- _TO DO_: Reproduce the records below exactly, leaving out any pictures.

- _RECORD EXTRACTS_:
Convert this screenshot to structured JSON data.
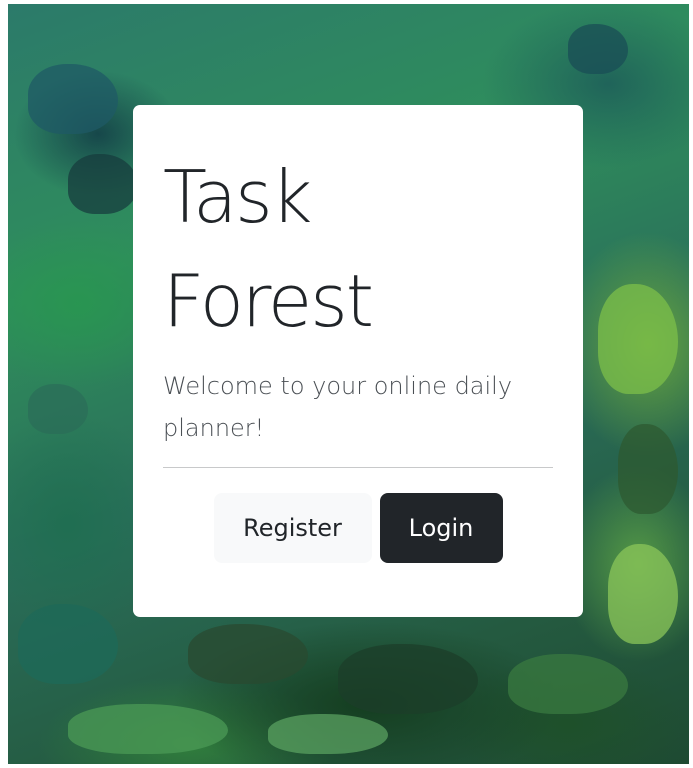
{
  "app": {
    "title_line1": "Task",
    "title_line2": "Forest",
    "tagline": "Welcome to your online daily planner!"
  },
  "actions": {
    "register_label": "Register",
    "login_label": "Login"
  },
  "colors": {
    "card_background": "#ffffff",
    "login_button": "#212529",
    "register_button": "#f8f9fa"
  }
}
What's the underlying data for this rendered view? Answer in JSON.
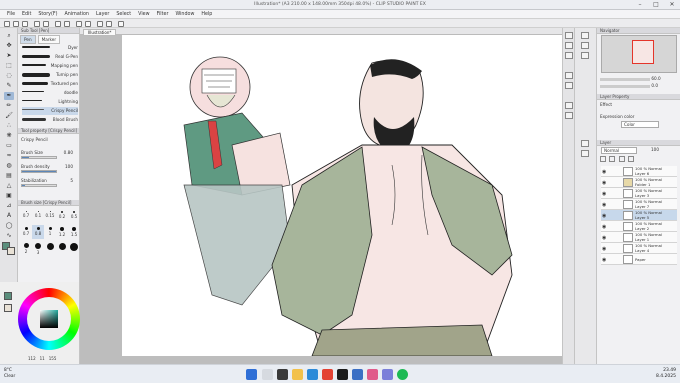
{
  "window": {
    "title": "Illustration* (A3 210.00 x 148.00mm 350dpi 48.0%) - CLIP STUDIO PAINT EX",
    "minimize": "–",
    "maximize": "□",
    "close": "✕"
  },
  "menu": [
    "File",
    "Edit",
    "Story(F)",
    "Animation",
    "Layer",
    "Select",
    "View",
    "Filter",
    "Window",
    "Help"
  ],
  "document_tab": "Illustration*",
  "subtool": {
    "header": "Sub Tool [Pen]",
    "tabs": [
      "Pen",
      "Marker"
    ],
    "brushes": [
      "Dyer",
      "Real G-Pen",
      "Mapping pen",
      "Turnip pen",
      "Textured pen",
      "doodle",
      "Lightning",
      "Crispy Pencil",
      "Blood Brush"
    ],
    "selected_brush": "Crispy Pencil"
  },
  "tool_property": {
    "header": "Tool property [Crispy Pencil]",
    "brush_name": "Crispy Pencil",
    "brush_size_label": "Brush Size",
    "brush_size_value": "0.80",
    "brush_density_label": "Brush density",
    "brush_density_value": "100",
    "stabilization_label": "Stabilization",
    "stabilization_value": "5"
  },
  "brush_size_panel": {
    "header": "Brush size [Crispy Pencil]",
    "sizes": [
      "0.7",
      "0.1",
      "0.15",
      "0.2",
      "0.5",
      "0.7",
      "0.8",
      "1",
      "1.2",
      "1.5",
      "2",
      "3"
    ],
    "selected": "0.8"
  },
  "color": {
    "h": "112",
    "s": "11",
    "v": "155",
    "main": "#5b8f7d",
    "sub": "#e9e2d6"
  },
  "navigator": {
    "header": "Navigator",
    "zoom": "60.0",
    "rotation": "0.0"
  },
  "layer_property": {
    "header": "Layer Property",
    "effect_label": "Effect",
    "expression_label": "Expression color",
    "expression_value": "Color"
  },
  "layers": {
    "header": "Layer",
    "blend": "Normal",
    "opacity": "100",
    "items": [
      {
        "pct": "100 % Normal",
        "name": "Layer 6"
      },
      {
        "pct": "100 % Normal",
        "name": "Folder 1"
      },
      {
        "pct": "100 % Normal",
        "name": "Layer 3"
      },
      {
        "pct": "100 % Normal",
        "name": "Layer 7"
      },
      {
        "pct": "100 % Normal",
        "name": "Layer 5"
      },
      {
        "pct": "100 % Normal",
        "name": "Layer 2"
      },
      {
        "pct": "100 % Normal",
        "name": "Layer 1"
      },
      {
        "pct": "100 % Normal",
        "name": "Layer 4"
      },
      {
        "pct": "",
        "name": "Paper"
      }
    ],
    "selected_index": 4
  },
  "taskbar": {
    "weather_temp": "8°C",
    "weather_desc": "Clear",
    "time": "23.49",
    "date": "8.4.2025"
  }
}
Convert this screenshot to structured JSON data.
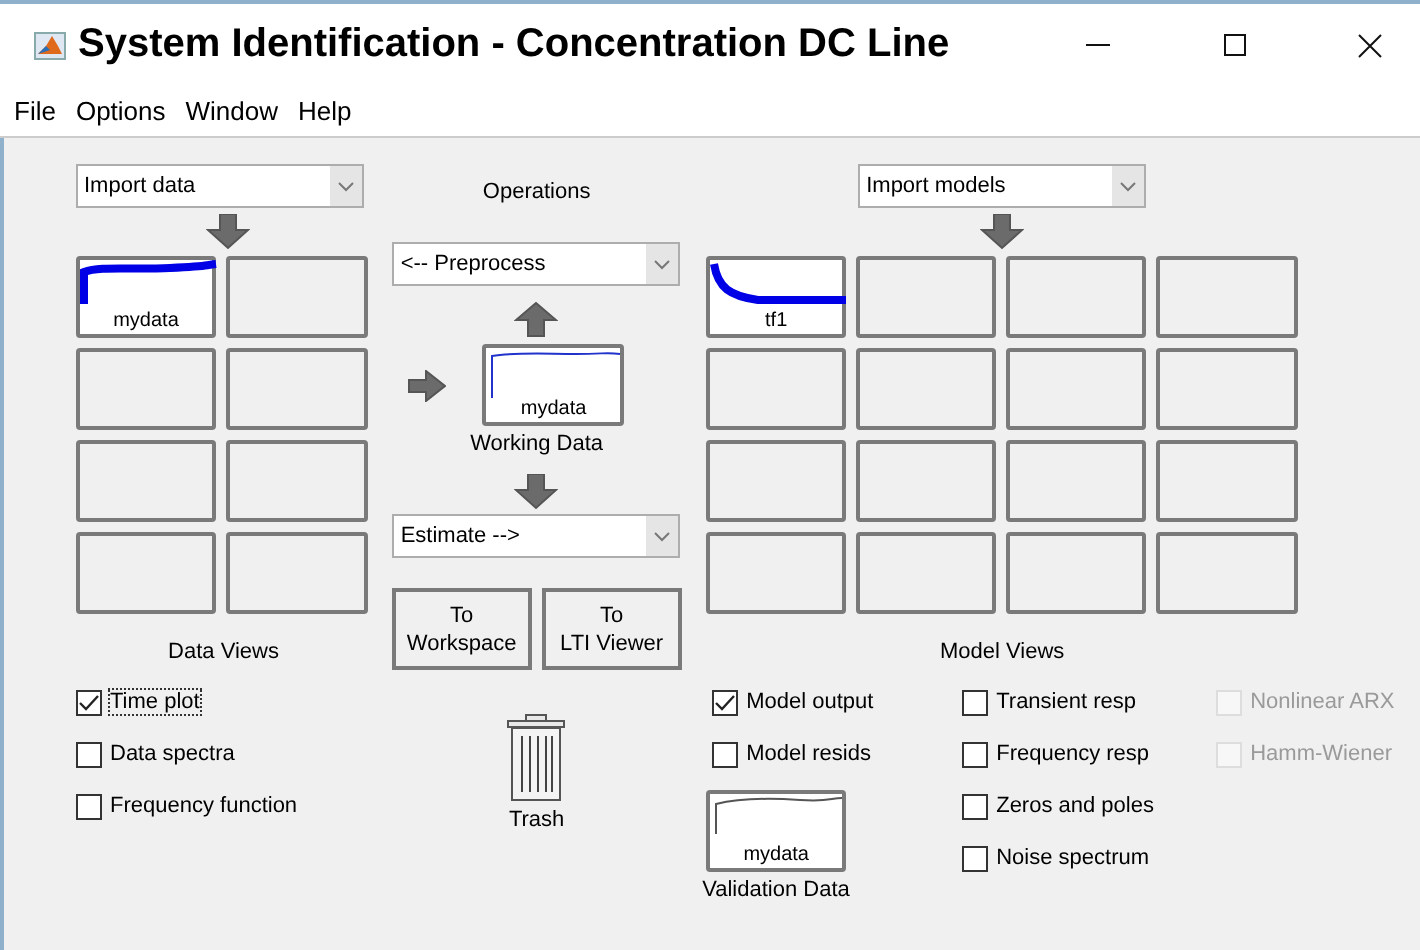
{
  "window": {
    "title": "System Identification - Concentration DC Line"
  },
  "menu": [
    "File",
    "Options",
    "Window",
    "Help"
  ],
  "data_panel": {
    "import": {
      "value": "Import data"
    },
    "tiles": [
      {
        "kind": "data",
        "label": "mydata"
      },
      {
        "kind": "empty"
      },
      {
        "kind": "empty"
      },
      {
        "kind": "empty"
      },
      {
        "kind": "empty"
      },
      {
        "kind": "empty"
      },
      {
        "kind": "empty"
      },
      {
        "kind": "empty"
      }
    ],
    "views_label": "Data Views",
    "views": [
      {
        "label": "Time plot",
        "checked": true,
        "focused": true
      },
      {
        "label": "Data spectra",
        "checked": false,
        "focused": false
      },
      {
        "label": "Frequency function",
        "checked": false,
        "focused": false
      }
    ]
  },
  "operations": {
    "label": "Operations",
    "preprocess": {
      "value": "<-- Preprocess"
    },
    "working_data": {
      "label": "mydata",
      "caption": "Working Data"
    },
    "estimate": {
      "value": "Estimate -->"
    },
    "buttons": [
      {
        "line1": "To",
        "line2": "Workspace"
      },
      {
        "line1": "To",
        "line2": "LTI Viewer"
      }
    ],
    "trash": {
      "label": "Trash"
    }
  },
  "model_panel": {
    "import": {
      "value": "Import models"
    },
    "tiles": [
      {
        "kind": "model",
        "label": "tf1"
      },
      {
        "kind": "empty"
      },
      {
        "kind": "empty"
      },
      {
        "kind": "empty"
      },
      {
        "kind": "empty"
      },
      {
        "kind": "empty"
      },
      {
        "kind": "empty"
      },
      {
        "kind": "empty"
      },
      {
        "kind": "empty"
      },
      {
        "kind": "empty"
      },
      {
        "kind": "empty"
      },
      {
        "kind": "empty"
      },
      {
        "kind": "empty"
      },
      {
        "kind": "empty"
      },
      {
        "kind": "empty"
      },
      {
        "kind": "empty"
      }
    ],
    "views_label": "Model Views",
    "views_col1": [
      {
        "label": "Model output",
        "checked": true,
        "disabled": false
      },
      {
        "label": "Model resids",
        "checked": false,
        "disabled": false
      }
    ],
    "validation_data": {
      "label": "mydata",
      "caption": "Validation Data"
    },
    "views_col2": [
      {
        "label": "Transient resp",
        "checked": false,
        "disabled": false
      },
      {
        "label": "Frequency resp",
        "checked": false,
        "disabled": false
      },
      {
        "label": "Zeros and poles",
        "checked": false,
        "disabled": false
      },
      {
        "label": "Noise spectrum",
        "checked": false,
        "disabled": false
      }
    ],
    "views_col3": [
      {
        "label": "Nonlinear ARX",
        "checked": false,
        "disabled": true
      },
      {
        "label": "Hamm-Wiener",
        "checked": false,
        "disabled": true
      }
    ]
  }
}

- _EXERCISE OUTPUT_:
Convert this screenshot to structured JSON data.
{
  "app": {
    "title_line1": "Task",
    "title_line2": "Forest",
    "tagline": "Welcome to your online daily planner!"
  },
  "actions": {
    "register_label": "Register",
    "login_label": "Login"
  },
  "colors": {
    "card_background": "#ffffff",
    "login_button": "#212529",
    "register_button": "#f8f9fa"
  }
}
What's the underlying data for this rendered view? Answer in JSON.
{
  "window": {
    "title": "Illustration* (A3 210.00 x 148.00mm 350dpi 48.0%) - CLIP STUDIO PAINT EX",
    "minimize": "–",
    "maximize": "□",
    "close": "✕"
  },
  "menu": [
    "File",
    "Edit",
    "Story(F)",
    "Animation",
    "Layer",
    "Select",
    "View",
    "Filter",
    "Window",
    "Help"
  ],
  "document_tab": "Illustration*",
  "subtool": {
    "header": "Sub Tool [Pen]",
    "tabs": [
      "Pen",
      "Marker"
    ],
    "brushes": [
      "Dyer",
      "Real G-Pen",
      "Mapping pen",
      "Turnip pen",
      "Textured pen",
      "doodle",
      "Lightning",
      "Crispy Pencil",
      "Blood Brush"
    ],
    "selected_brush": "Crispy Pencil"
  },
  "tool_property": {
    "header": "Tool property [Crispy Pencil]",
    "brush_name": "Crispy Pencil",
    "brush_size_label": "Brush Size",
    "brush_size_value": "0.80",
    "brush_density_label": "Brush density",
    "brush_density_value": "100",
    "stabilization_label": "Stabilization",
    "stabilization_value": "5"
  },
  "brush_size_panel": {
    "header": "Brush size [Crispy Pencil]",
    "sizes": [
      "0.7",
      "0.1",
      "0.15",
      "0.2",
      "0.5",
      "0.7",
      "0.8",
      "1",
      "1.2",
      "1.5",
      "2",
      "3"
    ],
    "selected": "0.8"
  },
  "color": {
    "h": "112",
    "s": "11",
    "v": "155",
    "main": "#5b8f7d",
    "sub": "#e9e2d6"
  },
  "navigator": {
    "header": "Navigator",
    "zoom": "60.0",
    "rotation": "0.0"
  },
  "layer_property": {
    "header": "Layer Property",
    "effect_label": "Effect",
    "expression_label": "Expression color",
    "expression_value": "Color"
  },
  "layers": {
    "header": "Layer",
    "blend": "Normal",
    "opacity": "100",
    "items": [
      {
        "pct": "100 % Normal",
        "name": "Layer 6"
      },
      {
        "pct": "100 % Normal",
        "name": "Folder 1"
      },
      {
        "pct": "100 % Normal",
        "name": "Layer 3"
      },
      {
        "pct": "100 % Normal",
        "name": "Layer 7"
      },
      {
        "pct": "100 % Normal",
        "name": "Layer 5"
      },
      {
        "pct": "100 % Normal",
        "name": "Layer 2"
      },
      {
        "pct": "100 % Normal",
        "name": "Layer 1"
      },
      {
        "pct": "100 % Normal",
        "name": "Layer 4"
      },
      {
        "pct": "",
        "name": "Paper"
      }
    ],
    "selected_index": 4
  },
  "taskbar": {
    "weather_temp": "8°C",
    "weather_desc": "Clear",
    "time": "23.49",
    "date": "8.4.2025"
  }
}
Convert this screenshot to structured JSON data.
{
  "window": {
    "title": "System Identification - Concentration DC Line"
  },
  "menu": [
    "File",
    "Options",
    "Window",
    "Help"
  ],
  "data_panel": {
    "import": {
      "value": "Import data"
    },
    "tiles": [
      {
        "kind": "data",
        "label": "mydata"
      },
      {
        "kind": "empty"
      },
      {
        "kind": "empty"
      },
      {
        "kind": "empty"
      },
      {
        "kind": "empty"
      },
      {
        "kind": "empty"
      },
      {
        "kind": "empty"
      },
      {
        "kind": "empty"
      }
    ],
    "views_label": "Data Views",
    "views": [
      {
        "label": "Time plot",
        "checked": true,
        "focused": true
      },
      {
        "label": "Data spectra",
        "checked": false,
        "focused": false
      },
      {
        "label": "Frequency function",
        "checked": false,
        "focused": false
      }
    ]
  },
  "operations": {
    "label": "Operations",
    "preprocess": {
      "value": "<-- Preprocess"
    },
    "working_data": {
      "label": "mydata",
      "caption": "Working Data"
    },
    "estimate": {
      "value": "Estimate -->"
    },
    "buttons": [
      {
        "line1": "To",
        "line2": "Workspace"
      },
      {
        "line1": "To",
        "line2": "LTI Viewer"
      }
    ],
    "trash": {
      "label": "Trash"
    }
  },
  "model_panel": {
    "import": {
      "value": "Import models"
    },
    "tiles": [
      {
        "kind": "model",
        "label": "tf1"
      },
      {
        "kind": "empty"
      },
      {
        "kind": "empty"
      },
      {
        "kind": "empty"
      },
      {
        "kind": "empty"
      },
      {
        "kind": "empty"
      },
      {
        "kind": "empty"
      },
      {
        "kind": "empty"
      },
      {
        "kind": "empty"
      },
      {
        "kind": "empty"
      },
      {
        "kind": "empty"
      },
      {
        "kind": "empty"
      },
      {
        "kind": "empty"
      },
      {
        "kind": "empty"
      },
      {
        "kind": "empty"
      },
      {
        "kind": "empty"
      }
    ],
    "views_label": "Model Views",
    "views_col1": [
      {
        "label": "Model output",
        "checked": true,
        "disabled": false
      },
      {
        "label": "Model resids",
        "checked": false,
        "disabled": false
      }
    ],
    "validation_data": {
      "label": "mydata",
      "caption": "Validation Data"
    },
    "views_col2": [
      {
        "label": "Transient resp",
        "checked": false,
        "disabled": false
      },
      {
        "label": "Frequency resp",
        "checked": false,
        "disabled": false
      },
      {
        "label": "Zeros and poles",
        "checked": false,
        "disabled": false
      },
      {
        "label": "Noise spectrum",
        "checked": false,
        "disabled": false
      }
    ],
    "views_col3": [
      {
        "label": "Nonlinear ARX",
        "checked": false,
        "disabled": true
      },
      {
        "label": "Hamm-Wiener",
        "checked": false,
        "disabled": true
      }
    ]
  }
}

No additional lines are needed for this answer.